[start of Extracted entries]
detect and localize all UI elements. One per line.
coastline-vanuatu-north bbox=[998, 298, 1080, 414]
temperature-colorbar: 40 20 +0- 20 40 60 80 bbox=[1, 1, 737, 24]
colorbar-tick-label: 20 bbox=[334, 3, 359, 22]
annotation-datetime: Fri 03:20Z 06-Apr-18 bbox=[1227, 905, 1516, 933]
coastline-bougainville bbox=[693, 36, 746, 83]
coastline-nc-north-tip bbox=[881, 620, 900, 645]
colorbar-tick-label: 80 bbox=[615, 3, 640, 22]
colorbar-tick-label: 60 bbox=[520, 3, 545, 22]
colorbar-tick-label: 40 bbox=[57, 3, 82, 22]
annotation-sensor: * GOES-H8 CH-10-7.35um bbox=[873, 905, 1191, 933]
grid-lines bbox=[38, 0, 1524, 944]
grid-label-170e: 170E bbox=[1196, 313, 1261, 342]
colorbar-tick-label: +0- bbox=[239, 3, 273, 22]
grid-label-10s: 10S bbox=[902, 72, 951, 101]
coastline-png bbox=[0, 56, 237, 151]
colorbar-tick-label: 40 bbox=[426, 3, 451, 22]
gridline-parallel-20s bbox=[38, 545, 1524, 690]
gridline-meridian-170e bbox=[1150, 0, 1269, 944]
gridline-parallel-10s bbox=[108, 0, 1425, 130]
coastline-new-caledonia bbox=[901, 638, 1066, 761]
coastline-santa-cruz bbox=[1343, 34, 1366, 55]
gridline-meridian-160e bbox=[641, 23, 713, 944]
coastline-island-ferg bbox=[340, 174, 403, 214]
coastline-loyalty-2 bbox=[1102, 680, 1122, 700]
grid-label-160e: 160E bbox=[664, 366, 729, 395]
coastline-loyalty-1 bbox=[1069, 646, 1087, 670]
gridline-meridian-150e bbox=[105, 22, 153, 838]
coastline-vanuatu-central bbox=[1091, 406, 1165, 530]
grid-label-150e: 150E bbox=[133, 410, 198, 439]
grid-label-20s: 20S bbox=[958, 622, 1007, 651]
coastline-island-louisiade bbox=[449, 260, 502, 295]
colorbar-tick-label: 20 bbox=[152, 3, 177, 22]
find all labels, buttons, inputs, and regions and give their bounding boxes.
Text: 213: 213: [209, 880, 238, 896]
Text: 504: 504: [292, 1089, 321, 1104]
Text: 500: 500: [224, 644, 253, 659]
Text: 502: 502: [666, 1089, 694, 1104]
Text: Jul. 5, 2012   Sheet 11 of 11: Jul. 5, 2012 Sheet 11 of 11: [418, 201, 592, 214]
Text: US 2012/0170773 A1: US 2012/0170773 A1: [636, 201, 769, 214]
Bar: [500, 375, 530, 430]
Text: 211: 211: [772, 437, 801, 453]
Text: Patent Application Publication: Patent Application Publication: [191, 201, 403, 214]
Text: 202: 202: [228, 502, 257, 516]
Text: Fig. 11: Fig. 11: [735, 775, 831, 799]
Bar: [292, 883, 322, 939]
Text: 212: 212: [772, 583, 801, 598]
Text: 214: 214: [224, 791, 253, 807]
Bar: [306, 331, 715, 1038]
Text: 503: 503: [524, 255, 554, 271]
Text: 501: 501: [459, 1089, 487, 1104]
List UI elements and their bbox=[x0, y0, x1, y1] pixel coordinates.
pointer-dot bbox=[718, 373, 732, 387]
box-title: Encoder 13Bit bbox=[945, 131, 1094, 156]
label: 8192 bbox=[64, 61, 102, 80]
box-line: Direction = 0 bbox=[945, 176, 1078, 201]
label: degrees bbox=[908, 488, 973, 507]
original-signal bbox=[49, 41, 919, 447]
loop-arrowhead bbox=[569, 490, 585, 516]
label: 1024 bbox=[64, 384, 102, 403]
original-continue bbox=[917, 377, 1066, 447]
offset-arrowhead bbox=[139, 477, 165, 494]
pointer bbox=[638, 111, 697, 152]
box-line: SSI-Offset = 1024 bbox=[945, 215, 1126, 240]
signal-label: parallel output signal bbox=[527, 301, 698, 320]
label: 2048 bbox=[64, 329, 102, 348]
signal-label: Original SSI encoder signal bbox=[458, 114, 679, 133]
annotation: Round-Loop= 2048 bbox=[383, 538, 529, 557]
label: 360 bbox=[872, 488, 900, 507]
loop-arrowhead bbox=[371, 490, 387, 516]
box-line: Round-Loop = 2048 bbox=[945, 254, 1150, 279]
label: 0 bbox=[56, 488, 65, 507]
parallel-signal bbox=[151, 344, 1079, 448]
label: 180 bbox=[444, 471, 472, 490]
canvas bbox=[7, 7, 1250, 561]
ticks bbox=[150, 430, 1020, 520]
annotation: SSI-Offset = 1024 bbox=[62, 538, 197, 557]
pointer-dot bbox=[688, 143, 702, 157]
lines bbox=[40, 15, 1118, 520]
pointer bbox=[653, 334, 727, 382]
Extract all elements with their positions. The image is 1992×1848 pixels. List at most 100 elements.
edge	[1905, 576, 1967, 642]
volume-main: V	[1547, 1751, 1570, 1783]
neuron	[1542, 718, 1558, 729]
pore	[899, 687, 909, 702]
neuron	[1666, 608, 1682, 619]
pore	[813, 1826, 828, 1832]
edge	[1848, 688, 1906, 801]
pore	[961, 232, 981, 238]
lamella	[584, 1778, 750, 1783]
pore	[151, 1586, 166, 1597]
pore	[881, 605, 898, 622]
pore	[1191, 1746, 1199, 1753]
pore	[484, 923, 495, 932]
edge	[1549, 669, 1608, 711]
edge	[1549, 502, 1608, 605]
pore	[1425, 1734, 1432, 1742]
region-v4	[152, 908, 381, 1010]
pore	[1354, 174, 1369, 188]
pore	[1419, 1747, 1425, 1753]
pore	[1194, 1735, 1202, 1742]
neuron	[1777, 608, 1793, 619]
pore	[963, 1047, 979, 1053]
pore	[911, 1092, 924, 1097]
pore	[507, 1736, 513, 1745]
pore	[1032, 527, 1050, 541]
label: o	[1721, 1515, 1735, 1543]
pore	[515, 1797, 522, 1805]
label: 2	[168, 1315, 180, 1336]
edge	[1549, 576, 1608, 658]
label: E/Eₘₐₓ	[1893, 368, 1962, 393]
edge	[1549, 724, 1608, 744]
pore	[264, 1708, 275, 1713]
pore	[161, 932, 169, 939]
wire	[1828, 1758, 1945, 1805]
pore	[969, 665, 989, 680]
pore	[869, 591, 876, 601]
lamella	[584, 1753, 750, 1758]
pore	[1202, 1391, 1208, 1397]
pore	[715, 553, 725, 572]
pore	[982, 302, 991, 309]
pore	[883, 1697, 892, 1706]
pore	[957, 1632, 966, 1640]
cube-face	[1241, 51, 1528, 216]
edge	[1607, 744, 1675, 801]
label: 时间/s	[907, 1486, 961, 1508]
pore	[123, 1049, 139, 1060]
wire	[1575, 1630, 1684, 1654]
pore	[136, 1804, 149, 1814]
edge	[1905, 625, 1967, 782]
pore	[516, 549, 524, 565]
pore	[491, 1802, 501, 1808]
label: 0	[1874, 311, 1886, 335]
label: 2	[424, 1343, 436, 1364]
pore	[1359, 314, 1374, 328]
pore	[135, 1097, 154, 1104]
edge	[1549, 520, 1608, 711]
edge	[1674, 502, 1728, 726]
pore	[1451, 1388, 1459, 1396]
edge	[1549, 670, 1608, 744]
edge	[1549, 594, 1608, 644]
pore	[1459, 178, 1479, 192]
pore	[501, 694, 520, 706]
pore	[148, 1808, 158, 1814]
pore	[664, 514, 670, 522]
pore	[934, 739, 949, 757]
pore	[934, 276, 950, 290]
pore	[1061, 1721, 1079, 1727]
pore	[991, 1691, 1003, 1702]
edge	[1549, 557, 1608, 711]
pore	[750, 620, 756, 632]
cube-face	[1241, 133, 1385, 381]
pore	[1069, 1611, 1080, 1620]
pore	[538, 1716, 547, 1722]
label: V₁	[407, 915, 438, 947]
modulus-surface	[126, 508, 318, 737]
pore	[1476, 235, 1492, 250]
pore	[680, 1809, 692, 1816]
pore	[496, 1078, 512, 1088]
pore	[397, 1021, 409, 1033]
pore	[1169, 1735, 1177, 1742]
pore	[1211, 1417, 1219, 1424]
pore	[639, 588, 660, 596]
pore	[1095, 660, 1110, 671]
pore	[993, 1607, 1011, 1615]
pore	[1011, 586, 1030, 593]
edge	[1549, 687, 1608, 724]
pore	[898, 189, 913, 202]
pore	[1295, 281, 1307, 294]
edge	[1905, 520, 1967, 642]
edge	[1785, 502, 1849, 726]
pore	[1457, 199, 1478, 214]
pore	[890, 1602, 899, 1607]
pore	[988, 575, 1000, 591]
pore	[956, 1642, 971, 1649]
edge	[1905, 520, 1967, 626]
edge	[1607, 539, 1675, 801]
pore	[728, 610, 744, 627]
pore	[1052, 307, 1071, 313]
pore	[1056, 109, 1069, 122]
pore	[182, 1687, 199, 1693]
[end of Extracted entries]
Problem requirements — Rewrite the rows above as a numbered list, starting with the first row and ending with the row containing "coastline-bougainville bbox=[693, 36, 746, 83]", including both of those rows. Leave out any blank lines.

Solution for this task —
1. detect and localize all UI elements. One per line.
2. coastline-vanuatu-north bbox=[998, 298, 1080, 414]
3. temperature-colorbar: 40 20 +0- 20 40 60 80 bbox=[1, 1, 737, 24]
4. colorbar-tick-label: 20 bbox=[334, 3, 359, 22]
5. annotation-datetime: Fri 03:20Z 06-Apr-18 bbox=[1227, 905, 1516, 933]
6. coastline-bougainville bbox=[693, 36, 746, 83]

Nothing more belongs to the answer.